Task directions:
Search the material below for the word "Общие". Copy every line that has it.

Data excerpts
#####
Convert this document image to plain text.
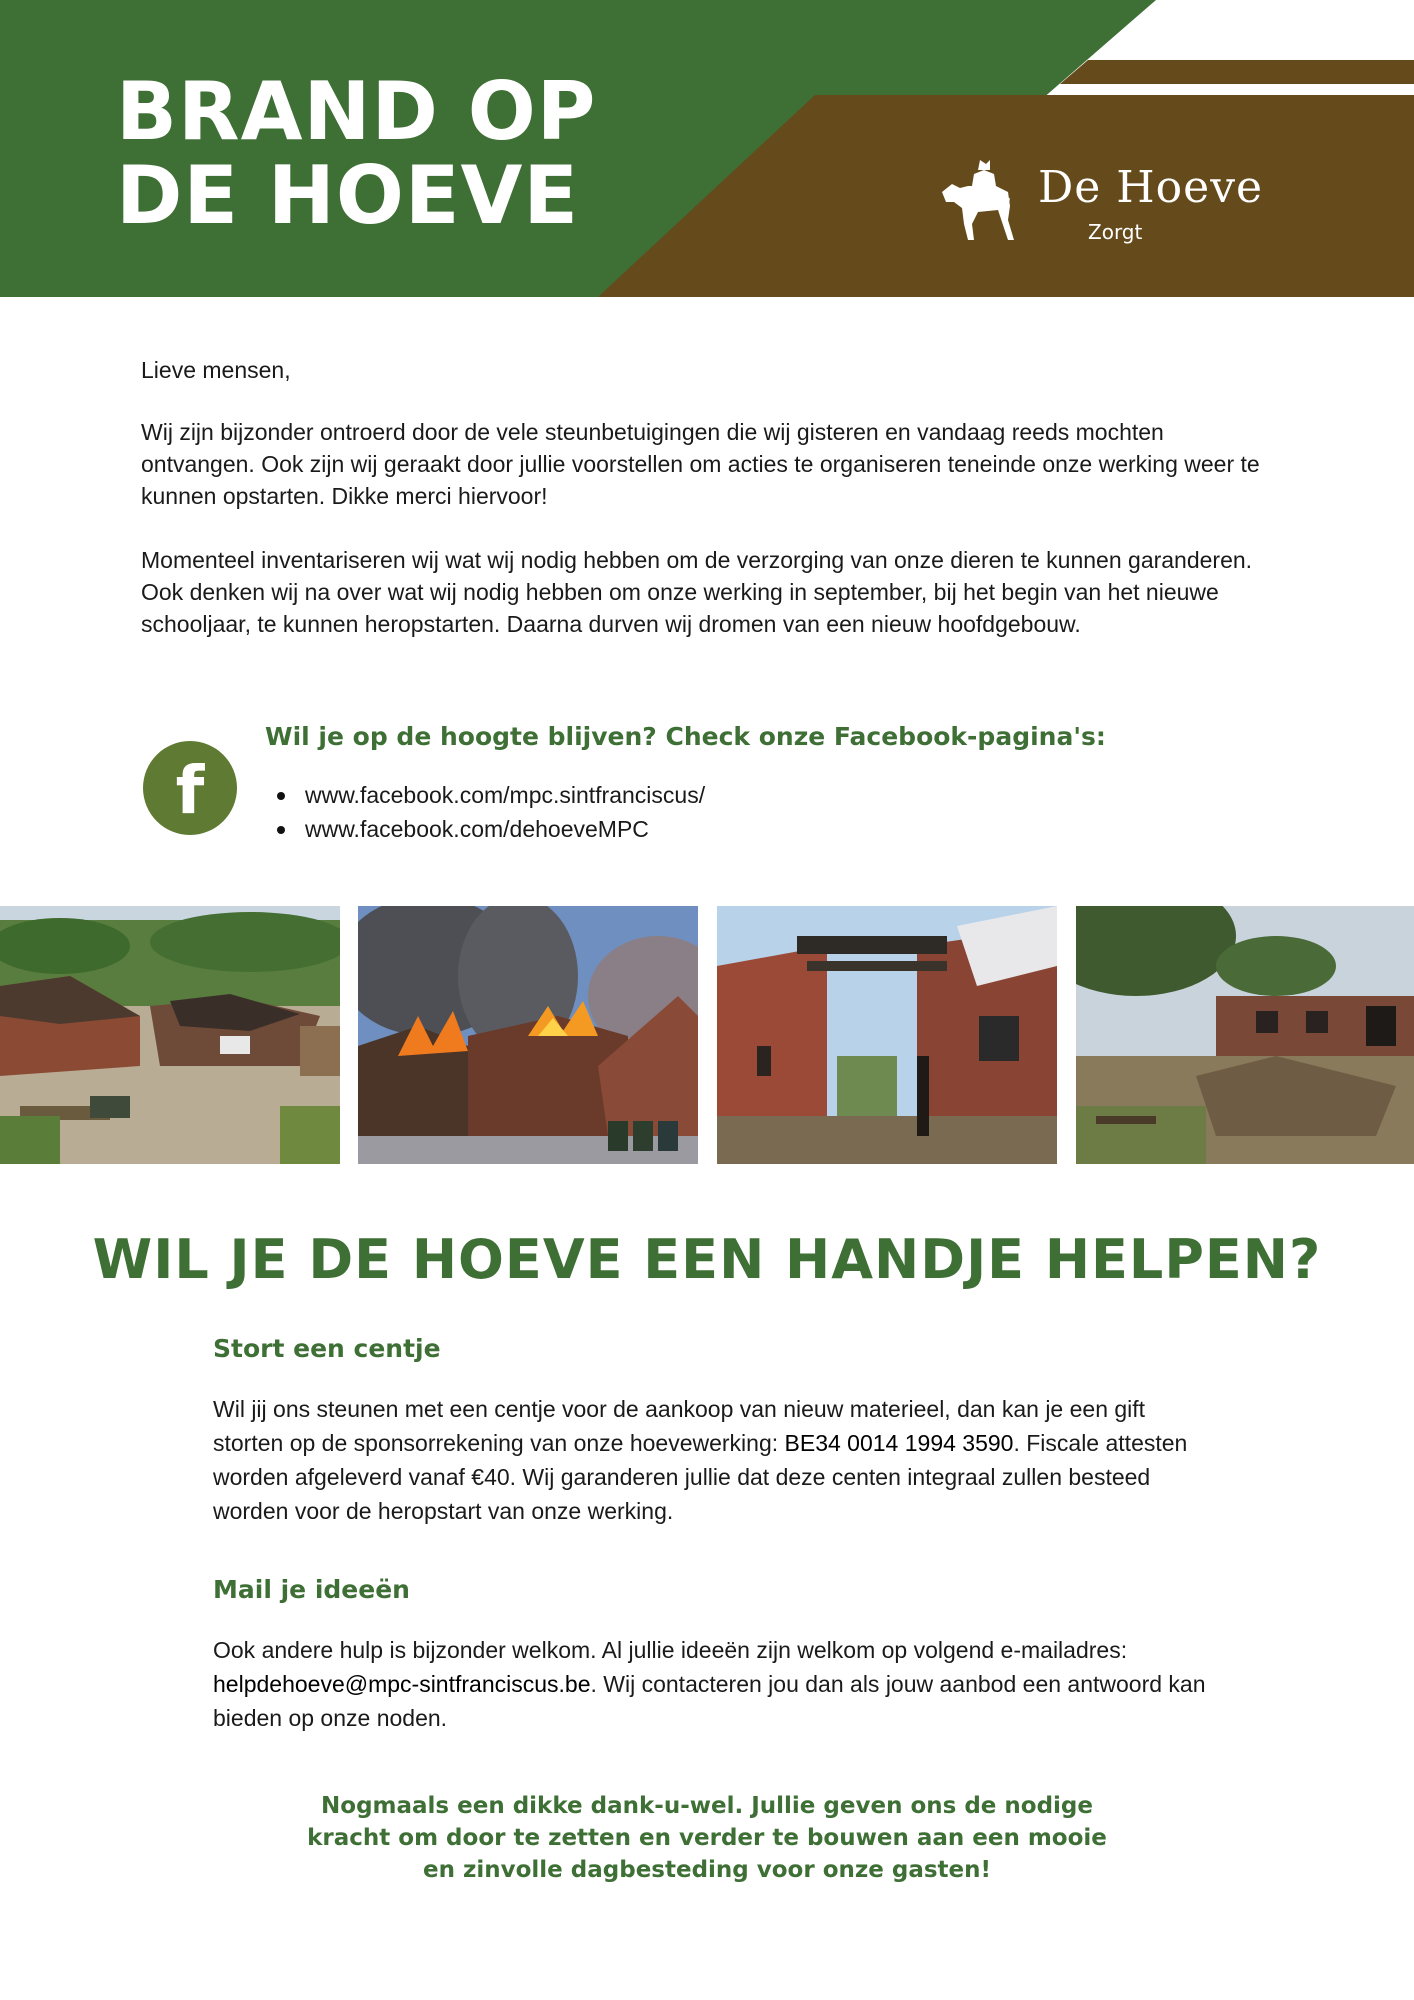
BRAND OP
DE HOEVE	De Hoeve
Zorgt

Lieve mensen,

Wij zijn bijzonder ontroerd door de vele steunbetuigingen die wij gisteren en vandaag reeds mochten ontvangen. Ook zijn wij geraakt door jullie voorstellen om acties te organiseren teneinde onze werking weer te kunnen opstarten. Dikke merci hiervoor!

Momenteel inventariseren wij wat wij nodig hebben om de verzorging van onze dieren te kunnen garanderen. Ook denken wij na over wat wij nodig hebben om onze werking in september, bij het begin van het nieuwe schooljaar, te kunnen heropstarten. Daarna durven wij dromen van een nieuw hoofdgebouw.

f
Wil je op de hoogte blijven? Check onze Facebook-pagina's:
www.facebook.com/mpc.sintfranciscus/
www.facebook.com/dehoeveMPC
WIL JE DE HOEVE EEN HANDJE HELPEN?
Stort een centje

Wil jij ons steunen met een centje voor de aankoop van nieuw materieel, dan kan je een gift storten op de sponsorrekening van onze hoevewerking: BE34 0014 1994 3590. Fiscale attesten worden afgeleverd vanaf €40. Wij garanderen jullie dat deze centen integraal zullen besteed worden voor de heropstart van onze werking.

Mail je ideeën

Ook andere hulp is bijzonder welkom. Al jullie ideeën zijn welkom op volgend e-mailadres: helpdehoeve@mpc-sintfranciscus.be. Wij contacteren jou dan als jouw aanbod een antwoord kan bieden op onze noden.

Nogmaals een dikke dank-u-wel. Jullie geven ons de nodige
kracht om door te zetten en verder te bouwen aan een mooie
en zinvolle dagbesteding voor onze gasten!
#####
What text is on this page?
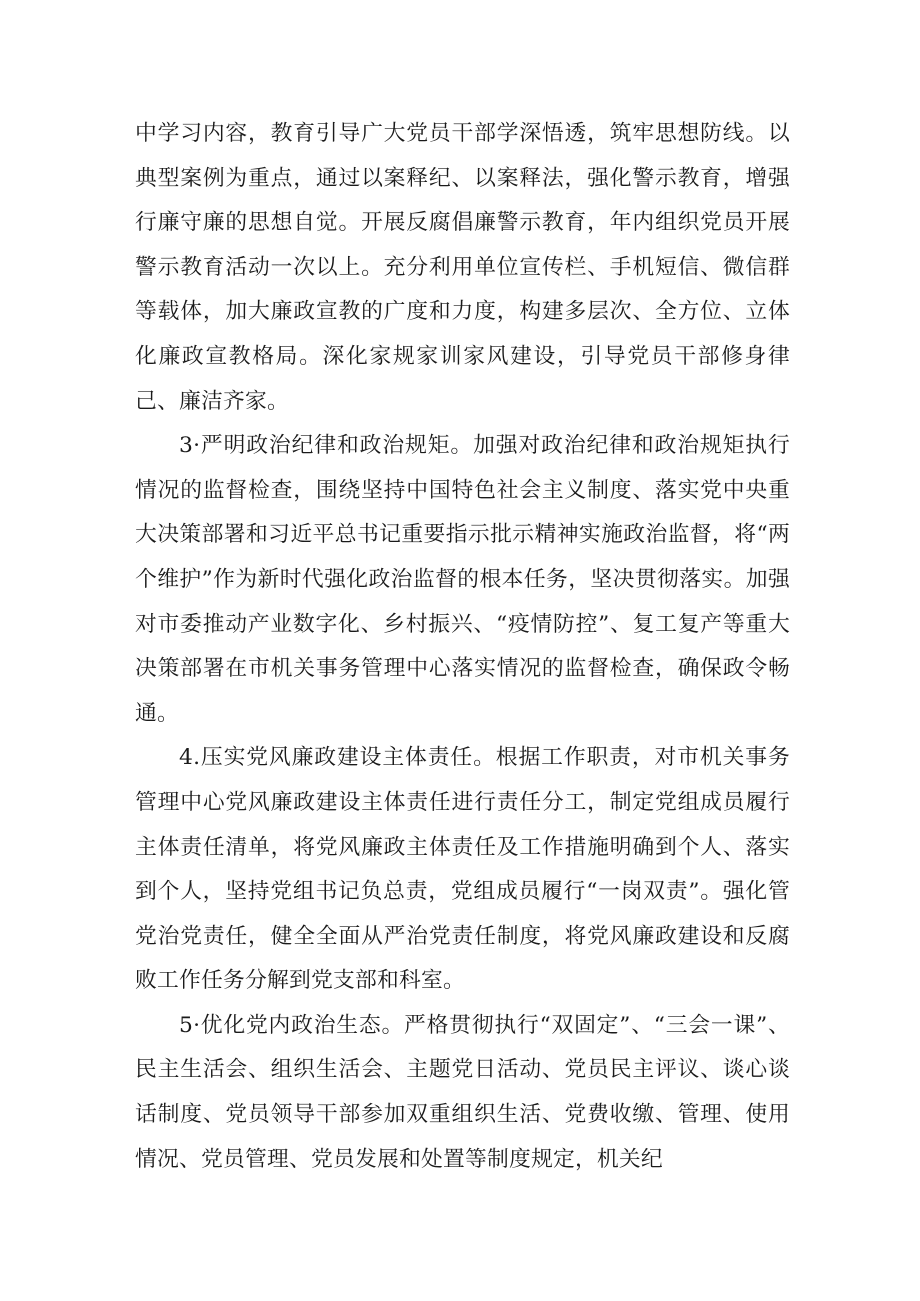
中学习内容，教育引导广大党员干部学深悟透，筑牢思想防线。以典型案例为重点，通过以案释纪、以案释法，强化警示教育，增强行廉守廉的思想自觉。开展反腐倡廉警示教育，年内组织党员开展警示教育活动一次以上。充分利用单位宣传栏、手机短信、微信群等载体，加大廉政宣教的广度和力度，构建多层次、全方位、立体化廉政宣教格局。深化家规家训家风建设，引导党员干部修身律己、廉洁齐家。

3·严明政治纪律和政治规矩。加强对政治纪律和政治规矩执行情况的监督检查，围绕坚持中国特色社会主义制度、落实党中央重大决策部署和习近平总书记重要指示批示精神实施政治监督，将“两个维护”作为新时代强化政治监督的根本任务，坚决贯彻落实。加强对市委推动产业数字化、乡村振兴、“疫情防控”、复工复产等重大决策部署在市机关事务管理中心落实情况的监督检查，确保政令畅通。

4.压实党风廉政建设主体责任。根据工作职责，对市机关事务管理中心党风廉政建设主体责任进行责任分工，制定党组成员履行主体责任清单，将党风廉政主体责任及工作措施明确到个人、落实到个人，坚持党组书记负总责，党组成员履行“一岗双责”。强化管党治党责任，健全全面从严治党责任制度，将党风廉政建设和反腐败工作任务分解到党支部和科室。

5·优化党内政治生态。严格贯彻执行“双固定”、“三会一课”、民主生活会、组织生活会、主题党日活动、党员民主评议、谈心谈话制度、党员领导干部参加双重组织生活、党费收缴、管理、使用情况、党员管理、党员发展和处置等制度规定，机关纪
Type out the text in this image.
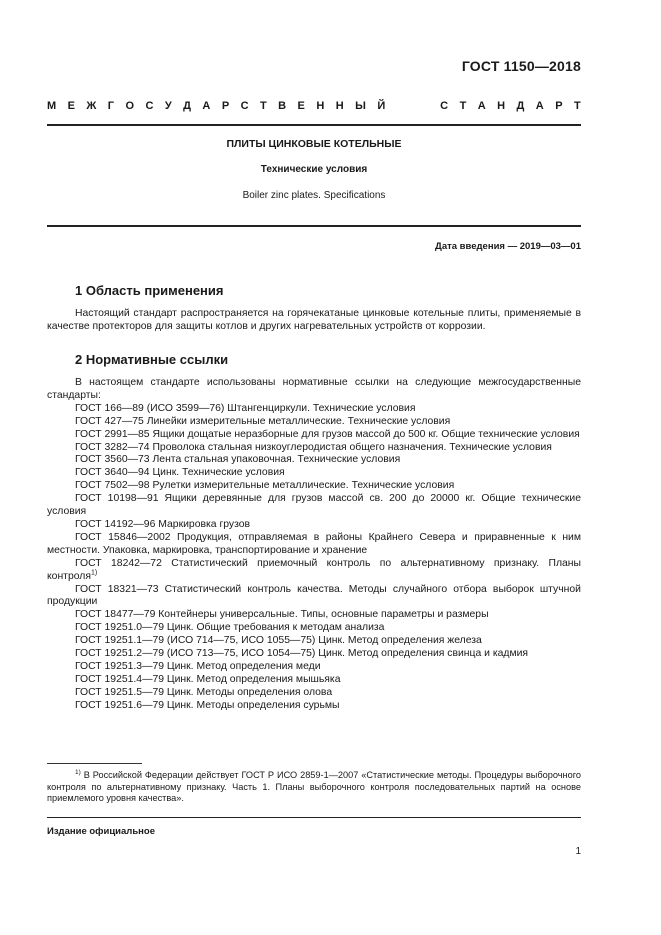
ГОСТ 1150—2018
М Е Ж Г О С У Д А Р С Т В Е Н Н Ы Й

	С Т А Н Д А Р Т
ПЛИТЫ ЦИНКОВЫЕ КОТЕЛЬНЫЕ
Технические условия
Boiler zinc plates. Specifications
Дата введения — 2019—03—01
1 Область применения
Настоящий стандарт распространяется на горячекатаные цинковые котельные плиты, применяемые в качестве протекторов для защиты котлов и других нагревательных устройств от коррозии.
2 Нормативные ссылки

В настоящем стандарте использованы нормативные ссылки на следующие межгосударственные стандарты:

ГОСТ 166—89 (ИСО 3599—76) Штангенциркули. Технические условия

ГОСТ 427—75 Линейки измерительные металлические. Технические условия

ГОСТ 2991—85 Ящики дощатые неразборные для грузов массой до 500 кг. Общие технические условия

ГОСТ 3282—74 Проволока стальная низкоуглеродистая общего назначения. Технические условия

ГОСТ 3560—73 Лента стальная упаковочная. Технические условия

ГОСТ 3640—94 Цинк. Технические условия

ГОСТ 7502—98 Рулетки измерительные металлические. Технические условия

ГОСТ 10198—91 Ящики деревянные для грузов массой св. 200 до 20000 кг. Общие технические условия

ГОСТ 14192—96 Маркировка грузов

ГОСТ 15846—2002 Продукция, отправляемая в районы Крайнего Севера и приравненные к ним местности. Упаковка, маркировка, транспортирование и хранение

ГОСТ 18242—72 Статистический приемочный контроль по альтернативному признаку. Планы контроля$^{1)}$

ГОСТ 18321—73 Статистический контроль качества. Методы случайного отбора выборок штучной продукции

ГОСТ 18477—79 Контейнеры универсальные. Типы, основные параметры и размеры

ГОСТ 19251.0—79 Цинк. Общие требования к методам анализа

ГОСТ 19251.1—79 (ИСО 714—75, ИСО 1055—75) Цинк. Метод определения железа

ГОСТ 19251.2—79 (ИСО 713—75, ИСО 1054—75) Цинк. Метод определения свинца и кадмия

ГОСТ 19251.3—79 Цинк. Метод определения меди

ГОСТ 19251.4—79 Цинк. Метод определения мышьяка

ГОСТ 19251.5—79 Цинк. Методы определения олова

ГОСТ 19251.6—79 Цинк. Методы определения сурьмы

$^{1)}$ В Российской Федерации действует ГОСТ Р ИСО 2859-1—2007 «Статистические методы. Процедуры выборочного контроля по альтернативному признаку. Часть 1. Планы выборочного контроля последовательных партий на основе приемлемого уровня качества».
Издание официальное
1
#####
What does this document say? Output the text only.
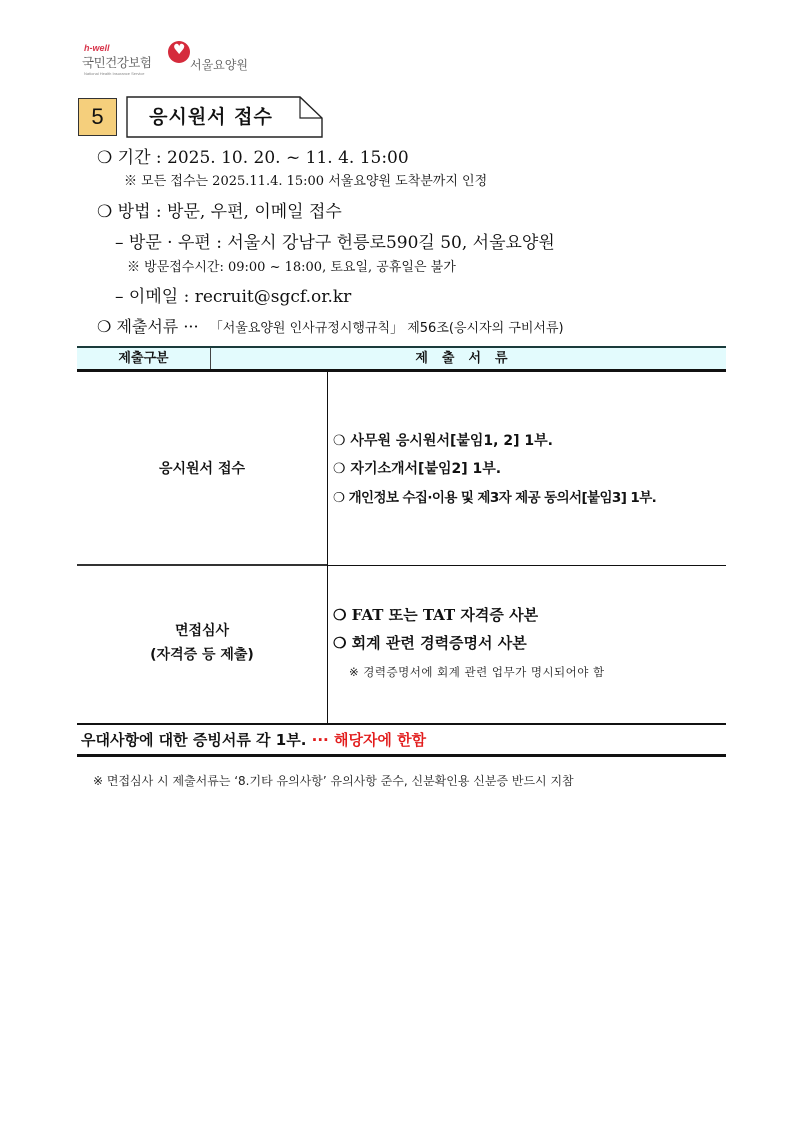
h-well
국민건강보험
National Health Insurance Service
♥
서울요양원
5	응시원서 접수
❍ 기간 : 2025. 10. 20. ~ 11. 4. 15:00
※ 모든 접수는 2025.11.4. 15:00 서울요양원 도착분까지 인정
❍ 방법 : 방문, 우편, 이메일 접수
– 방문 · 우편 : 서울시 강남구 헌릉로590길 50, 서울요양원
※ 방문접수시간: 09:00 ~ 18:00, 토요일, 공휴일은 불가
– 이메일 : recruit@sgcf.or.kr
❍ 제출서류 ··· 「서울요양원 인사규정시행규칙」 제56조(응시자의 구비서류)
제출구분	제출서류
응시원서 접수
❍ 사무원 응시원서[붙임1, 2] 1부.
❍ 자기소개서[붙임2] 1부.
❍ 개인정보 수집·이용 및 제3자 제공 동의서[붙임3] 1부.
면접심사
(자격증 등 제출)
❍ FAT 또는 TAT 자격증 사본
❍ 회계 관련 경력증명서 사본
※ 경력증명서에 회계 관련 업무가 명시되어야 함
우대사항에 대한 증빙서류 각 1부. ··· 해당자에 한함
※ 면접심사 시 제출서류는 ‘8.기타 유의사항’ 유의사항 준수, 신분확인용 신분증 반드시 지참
#####
Correct answer:
ГОСТ 2991—85 Ящики дощатые неразборные для грузов массой до 500 кг. Общие технические условия
ГОСТ 10198—91 Ящики деревянные для грузов массой св. 200 до 20000 кг. Общие технические условия
ГОСТ 19251.0—79 Цинк. Общие требования к методам анализа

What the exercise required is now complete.